A new label for them might help them establish themselves as their own thing - Device 6 is not like Hadean Lands, and it might not want to be sold as Hadean Lands. Or, it could just all get lumped under IF. We’re talking about parser-IF these days, so IF is no longer synonimous with parser.

As long as there’s interactivity, fiction, and a focus on the written word, maybe “interactive fiction” is big enough to cover all these works?

If we want an example of how to adapt novels and still not get IF, then I’d point you towards “IF Classics” and their “adaptations” of, recently, Cyrano.

I just consider them kinetic novels (sometimes stretched slightly in the direction of more interactivity).

This is the standard visual novel term for choiceless stories. See a bunch at games.renpy.org/category/kn

Yay! That would be great.

So, I thought about it more, and the other common element is a playfulness of interface – Device 6, etc are consciously experimental.

But it’s hard to stick a label on that! Labels for “experimental” are always being co-opted by new genres. That is – as soon as a thing becomes “its own thing”, people start repeating the interface conventions. Then it’s not experimental any more; it’s exploration of a form.

Multi-media fiction sounds like something that could be unveiled at some corprorate gathering with champagne and false tales of prospects. Plenty of fiction has images: especially children’s books. The early Fighting Fantasy books had art in them. So it boils down to audio and video. Audio will always be opt-in anyway given not all browsers support the same file extensions and not everyone has speakers hooked up to their PC. And video seems unworkable without audio when there’s other ways to animate stuff without it.

I like kinetic fiction, really I do.

Moving Fiction?

If you want to be plain about it, yes. That idea of motion in a medium that is usually static is the one thing that’s common to most of the works that have been brought up. I’ve played only a handful, but in Device 6, for instance, I know the idea of motion, the idea of momentum, the energy necessary for the story to keep moving, is part of its appeal. “Kinetic” to my mind brings up all these things - motion (usually forward), energetic motion. It’s dynamic.

◆ AIM:
Please answer from the discussion of interactive fiction labels above: what kind of stories is "kinetic novels" the standard visual novel term for?

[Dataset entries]

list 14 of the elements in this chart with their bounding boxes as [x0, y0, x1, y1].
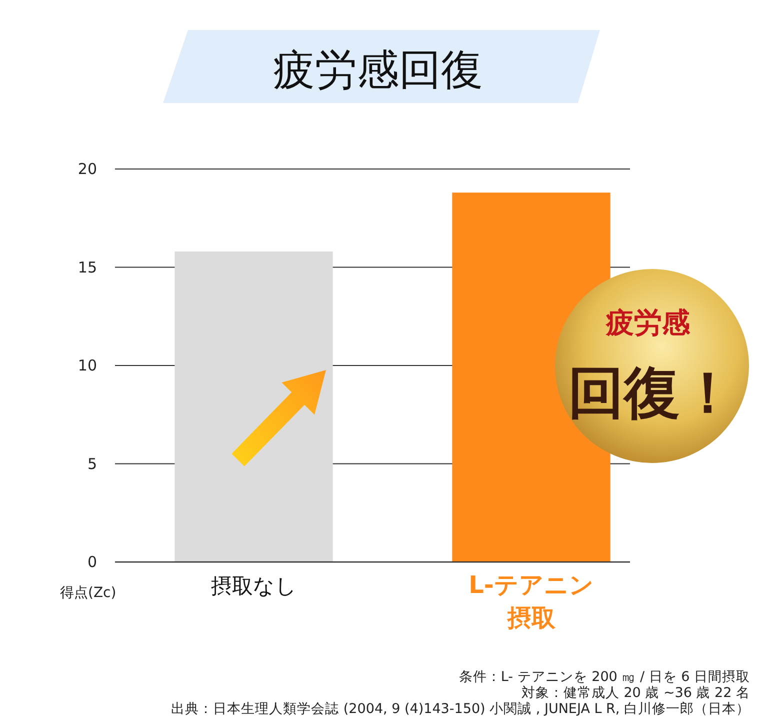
x-tick-label: 摂取なし: [210, 574, 297, 598]
source-note: 出典：日本生理人類学会誌 (2004, 9 (4)143-150) 小関誠 , JUNEJA L R, 白川修一郎（日本）: [171, 701, 750, 717]
y-tick-label: 0: [87, 553, 97, 571]
annotation: 疲労感: [605, 306, 691, 339]
text: 条件：L- テアニンを 200 ㎎ / 日を 6 日間摂取: [458, 669, 750, 685]
y-tick-label: 5: [87, 454, 97, 473]
text: 対象：健常成人 20 歳 ~36 歳 22 名: [521, 685, 750, 701]
chart-title: 疲労感回復: [273, 45, 483, 94]
x-tick-label: L-テアニン摂取: [468, 571, 594, 632]
y-axis-title: 得点(Zc): [60, 585, 116, 601]
annotation: 回復！: [568, 360, 736, 426]
y-tick-label: 15: [78, 258, 97, 276]
y-tick-label: 10: [78, 356, 97, 374]
y-tick-label: 20: [78, 160, 97, 178]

◆ THE COMPLETED TASK:
Choiceless stories.